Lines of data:
━━━━━━
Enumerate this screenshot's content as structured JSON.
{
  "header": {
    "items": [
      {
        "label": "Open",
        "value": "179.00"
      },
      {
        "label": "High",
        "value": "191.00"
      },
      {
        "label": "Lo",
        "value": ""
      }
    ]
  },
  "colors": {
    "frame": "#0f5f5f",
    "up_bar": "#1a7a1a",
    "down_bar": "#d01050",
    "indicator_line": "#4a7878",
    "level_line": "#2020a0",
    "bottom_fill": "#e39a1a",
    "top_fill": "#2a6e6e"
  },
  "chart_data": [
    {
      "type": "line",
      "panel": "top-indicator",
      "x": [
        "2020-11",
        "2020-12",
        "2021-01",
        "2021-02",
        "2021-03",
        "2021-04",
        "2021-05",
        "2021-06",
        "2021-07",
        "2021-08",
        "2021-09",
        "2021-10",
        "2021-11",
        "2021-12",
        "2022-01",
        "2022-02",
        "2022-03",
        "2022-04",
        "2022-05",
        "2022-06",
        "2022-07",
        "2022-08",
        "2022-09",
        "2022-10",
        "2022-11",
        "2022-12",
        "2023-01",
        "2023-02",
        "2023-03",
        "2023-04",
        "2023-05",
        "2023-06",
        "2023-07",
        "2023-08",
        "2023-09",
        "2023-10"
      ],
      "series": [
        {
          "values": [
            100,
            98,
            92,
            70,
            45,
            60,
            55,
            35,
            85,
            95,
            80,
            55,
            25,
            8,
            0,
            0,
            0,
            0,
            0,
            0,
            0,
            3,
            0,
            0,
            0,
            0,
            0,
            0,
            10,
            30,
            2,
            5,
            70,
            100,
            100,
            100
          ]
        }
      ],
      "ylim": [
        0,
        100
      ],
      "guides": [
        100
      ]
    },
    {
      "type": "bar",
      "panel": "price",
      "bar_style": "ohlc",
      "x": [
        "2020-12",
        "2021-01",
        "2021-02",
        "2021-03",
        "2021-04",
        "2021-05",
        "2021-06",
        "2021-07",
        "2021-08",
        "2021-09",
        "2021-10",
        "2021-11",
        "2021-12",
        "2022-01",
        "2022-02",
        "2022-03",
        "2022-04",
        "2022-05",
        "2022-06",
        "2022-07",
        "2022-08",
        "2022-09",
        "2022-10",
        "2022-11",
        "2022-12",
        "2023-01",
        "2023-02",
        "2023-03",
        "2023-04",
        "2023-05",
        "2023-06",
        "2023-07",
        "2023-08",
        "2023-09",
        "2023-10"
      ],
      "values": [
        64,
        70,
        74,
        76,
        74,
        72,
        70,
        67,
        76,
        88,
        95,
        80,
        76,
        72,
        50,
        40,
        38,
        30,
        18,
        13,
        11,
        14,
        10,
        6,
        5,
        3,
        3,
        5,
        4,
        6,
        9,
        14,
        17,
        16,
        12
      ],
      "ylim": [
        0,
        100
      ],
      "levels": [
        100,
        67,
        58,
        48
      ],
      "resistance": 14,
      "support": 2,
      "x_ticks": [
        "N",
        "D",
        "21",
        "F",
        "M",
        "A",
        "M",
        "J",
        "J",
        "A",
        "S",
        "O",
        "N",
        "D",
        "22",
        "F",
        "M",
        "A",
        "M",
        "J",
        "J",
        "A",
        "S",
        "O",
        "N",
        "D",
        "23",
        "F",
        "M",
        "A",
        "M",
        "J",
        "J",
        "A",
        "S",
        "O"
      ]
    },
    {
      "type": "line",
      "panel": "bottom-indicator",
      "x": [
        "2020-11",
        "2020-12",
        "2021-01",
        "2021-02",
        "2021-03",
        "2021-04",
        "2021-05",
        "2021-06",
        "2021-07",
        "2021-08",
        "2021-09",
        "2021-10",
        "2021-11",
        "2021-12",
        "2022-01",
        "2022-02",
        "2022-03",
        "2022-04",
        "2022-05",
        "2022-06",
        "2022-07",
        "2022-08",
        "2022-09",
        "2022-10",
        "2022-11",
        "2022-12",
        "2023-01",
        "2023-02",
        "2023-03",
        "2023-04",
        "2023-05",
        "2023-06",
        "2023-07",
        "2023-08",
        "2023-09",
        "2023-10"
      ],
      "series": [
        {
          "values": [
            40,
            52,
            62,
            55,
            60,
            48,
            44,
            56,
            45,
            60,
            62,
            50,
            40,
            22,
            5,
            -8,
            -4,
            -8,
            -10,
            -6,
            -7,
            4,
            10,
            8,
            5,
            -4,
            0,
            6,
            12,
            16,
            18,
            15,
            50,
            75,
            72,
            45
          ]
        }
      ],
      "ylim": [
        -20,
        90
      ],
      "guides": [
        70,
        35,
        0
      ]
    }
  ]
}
━━━━━━
Prompt ▸
Repeat the material above in full, exactly as it stands.

Exercise response ▸
Enumerate this screenshot's content as structured JSON.
{
  "header": {
    "items": [
      {
        "label": "Open",
        "value": "179.00"
      },
      {
        "label": "High",
        "value": "191.00"
      },
      {
        "label": "Lo",
        "value": ""
      }
    ]
  },
  "colors": {
    "frame": "#0f5f5f",
    "up_bar": "#1a7a1a",
    "down_bar": "#d01050",
    "indicator_line": "#4a7878",
    "level_line": "#2020a0",
    "bottom_fill": "#e39a1a",
    "top_fill": "#2a6e6e"
  },
  "chart_data": [
    {
      "type": "line",
      "panel": "top-indicator",
      "x": [
        "2020-11",
        "2020-12",
        "2021-01",
        "2021-02",
        "2021-03",
        "2021-04",
        "2021-05",
        "2021-06",
        "2021-07",
        "2021-08",
        "2021-09",
        "2021-10",
        "2021-11",
        "2021-12",
        "2022-01",
        "2022-02",
        "2022-03",
        "2022-04",
        "2022-05",
        "2022-06",
        "2022-07",
        "2022-08",
        "2022-09",
        "2022-10",
        "2022-11",
        "2022-12",
        "2023-01",
        "2023-02",
        "2023-03",
        "2023-04",
        "2023-05",
        "2023-06",
        "2023-07",
        "2023-08",
        "2023-09",
        "2023-10"
      ],
      "series": [
        {
          "values": [
            100,
            98,
            92,
            70,
            45,
            60,
            55,
            35,
            85,
            95,
            80,
            55,
            25,
            8,
            0,
            0,
            0,
            0,
            0,
            0,
            0,
            3,
            0,
            0,
            0,
            0,
            0,
            0,
            10,
            30,
            2,
            5,
            70,
            100,
            100,
            100
          ]
        }
      ],
      "ylim": [
        0,
        100
      ],
      "guides": [
        100
      ]
    },
    {
      "type": "bar",
      "panel": "price",
      "bar_style": "ohlc",
      "x": [
        "2020-12",
        "2021-01",
        "2021-02",
        "2021-03",
        "2021-04",
        "2021-05",
        "2021-06",
        "2021-07",
        "2021-08",
        "2021-09",
        "2021-10",
        "2021-11",
        "2021-12",
        "2022-01",
        "2022-02",
        "2022-03",
        "2022-04",
        "2022-05",
        "2022-06",
        "2022-07",
        "2022-08",
        "2022-09",
        "2022-10",
        "2022-11",
        "2022-12",
        "2023-01",
        "2023-02",
        "2023-03",
        "2023-04",
        "2023-05",
        "2023-06",
        "2023-07",
        "2023-08",
        "2023-09",
        "2023-10"
      ],
      "values": [
        64,
        70,
        74,
        76,
        74,
        72,
        70,
        67,
        76,
        88,
        95,
        80,
        76,
        72,
        50,
        40,
        38,
        30,
        18,
        13,
        11,
        14,
        10,
        6,
        5,
        3,
        3,
        5,
        4,
        6,
        9,
        14,
        17,
        16,
        12
      ],
      "ylim": [
        0,
        100
      ],
      "levels": [
        100,
        67,
        58,
        48
      ],
      "resistance": 14,
      "support": 2,
      "x_ticks": [
        "N",
        "D",
        "21",
        "F",
        "M",
        "A",
        "M",
        "J",
        "J",
        "A",
        "S",
        "O",
        "N",
        "D",
        "22",
        "F",
        "M",
        "A",
        "M",
        "J",
        "J",
        "A",
        "S",
        "O",
        "N",
        "D",
        "23",
        "F",
        "M",
        "A",
        "M",
        "J",
        "J",
        "A",
        "S",
        "O"
      ]
    },
    {
      "type": "line",
      "panel": "bottom-indicator",
      "x": [
        "2020-11",
        "2020-12",
        "2021-01",
        "2021-02",
        "2021-03",
        "2021-04",
        "2021-05",
        "2021-06",
        "2021-07",
        "2021-08",
        "2021-09",
        "2021-10",
        "2021-11",
        "2021-12",
        "2022-01",
        "2022-02",
        "2022-03",
        "2022-04",
        "2022-05",
        "2022-06",
        "2022-07",
        "2022-08",
        "2022-09",
        "2022-10",
        "2022-11",
        "2022-12",
        "2023-01",
        "2023-02",
        "2023-03",
        "2023-04",
        "2023-05",
        "2023-06",
        "2023-07",
        "2023-08",
        "2023-09",
        "2023-10"
      ],
      "series": [
        {
          "values": [
            40,
            52,
            62,
            55,
            60,
            48,
            44,
            56,
            45,
            60,
            62,
            50,
            40,
            22,
            5,
            -8,
            -4,
            -8,
            -10,
            -6,
            -7,
            4,
            10,
            8,
            5,
            -4,
            0,
            6,
            12,
            16,
            18,
            15,
            50,
            75,
            72,
            45
          ]
        }
      ],
      "ylim": [
        -20,
        90
      ],
      "guides": [
        70,
        35,
        0
      ]
    }
  ]
}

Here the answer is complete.